→ Request: Below is a listing. Gather each line of it that contains "here".

:: Recorded information

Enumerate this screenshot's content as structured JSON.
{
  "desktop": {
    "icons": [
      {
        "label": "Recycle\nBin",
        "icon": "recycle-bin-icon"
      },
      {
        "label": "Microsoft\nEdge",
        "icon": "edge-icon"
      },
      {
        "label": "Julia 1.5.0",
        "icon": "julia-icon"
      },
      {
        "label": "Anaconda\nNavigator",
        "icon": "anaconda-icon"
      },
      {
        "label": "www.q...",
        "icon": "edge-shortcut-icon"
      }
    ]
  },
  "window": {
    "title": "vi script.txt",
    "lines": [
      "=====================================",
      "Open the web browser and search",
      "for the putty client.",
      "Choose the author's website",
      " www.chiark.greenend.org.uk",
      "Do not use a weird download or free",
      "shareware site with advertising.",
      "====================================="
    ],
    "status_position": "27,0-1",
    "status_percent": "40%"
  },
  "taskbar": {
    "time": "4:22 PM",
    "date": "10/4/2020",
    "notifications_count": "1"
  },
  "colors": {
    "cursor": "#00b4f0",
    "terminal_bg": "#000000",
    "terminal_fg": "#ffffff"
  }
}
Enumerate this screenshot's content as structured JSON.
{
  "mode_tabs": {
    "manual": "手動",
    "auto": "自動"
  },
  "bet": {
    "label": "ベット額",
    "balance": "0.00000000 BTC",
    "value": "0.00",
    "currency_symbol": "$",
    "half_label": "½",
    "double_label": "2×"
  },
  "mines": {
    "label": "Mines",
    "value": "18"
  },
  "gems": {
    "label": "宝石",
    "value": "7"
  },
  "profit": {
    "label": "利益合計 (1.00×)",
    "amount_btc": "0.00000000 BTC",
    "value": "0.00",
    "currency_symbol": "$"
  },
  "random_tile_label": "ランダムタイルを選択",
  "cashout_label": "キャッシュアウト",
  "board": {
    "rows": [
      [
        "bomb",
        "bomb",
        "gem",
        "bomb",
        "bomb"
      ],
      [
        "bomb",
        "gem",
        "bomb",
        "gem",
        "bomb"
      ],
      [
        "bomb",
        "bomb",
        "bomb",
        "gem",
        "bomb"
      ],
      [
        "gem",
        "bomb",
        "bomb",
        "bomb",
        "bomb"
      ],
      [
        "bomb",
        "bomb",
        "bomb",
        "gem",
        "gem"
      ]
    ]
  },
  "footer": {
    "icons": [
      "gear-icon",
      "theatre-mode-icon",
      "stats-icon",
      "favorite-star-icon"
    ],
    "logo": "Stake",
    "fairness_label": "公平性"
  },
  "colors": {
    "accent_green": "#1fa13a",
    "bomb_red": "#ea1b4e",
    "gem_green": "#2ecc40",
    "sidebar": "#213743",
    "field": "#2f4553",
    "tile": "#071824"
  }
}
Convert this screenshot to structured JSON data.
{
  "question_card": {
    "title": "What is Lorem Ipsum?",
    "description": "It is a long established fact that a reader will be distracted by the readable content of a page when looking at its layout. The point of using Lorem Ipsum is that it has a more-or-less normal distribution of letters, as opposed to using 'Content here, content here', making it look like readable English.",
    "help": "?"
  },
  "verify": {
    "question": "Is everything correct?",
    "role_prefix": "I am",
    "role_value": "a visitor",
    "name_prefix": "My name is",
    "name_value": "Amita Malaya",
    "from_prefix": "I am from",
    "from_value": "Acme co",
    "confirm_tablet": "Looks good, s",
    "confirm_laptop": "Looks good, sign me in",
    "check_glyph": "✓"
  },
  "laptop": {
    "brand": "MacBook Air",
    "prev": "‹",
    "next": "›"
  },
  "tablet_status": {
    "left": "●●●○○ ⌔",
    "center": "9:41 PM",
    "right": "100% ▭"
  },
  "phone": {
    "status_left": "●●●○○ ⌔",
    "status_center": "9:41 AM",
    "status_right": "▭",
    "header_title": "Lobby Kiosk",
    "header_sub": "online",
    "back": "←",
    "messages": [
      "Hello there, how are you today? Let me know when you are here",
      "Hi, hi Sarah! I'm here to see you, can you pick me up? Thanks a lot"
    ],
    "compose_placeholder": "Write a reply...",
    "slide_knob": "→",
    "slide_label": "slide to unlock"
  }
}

::::

→ Output of the task:
    "description": "It is a long established fact that a reader will be distracted by the readable content of a page when looking at its layout. The point of using Lorem Ipsum is that it has a more-or-less normal distribution of letters, as opposed to using 'Content here, content here', making it look like readable English.",
      "Hello there, how are you today? Let me know when you are here",
      "Hi, hi Sarah! I'm here to see you, can you pick me up? Thanks a lot"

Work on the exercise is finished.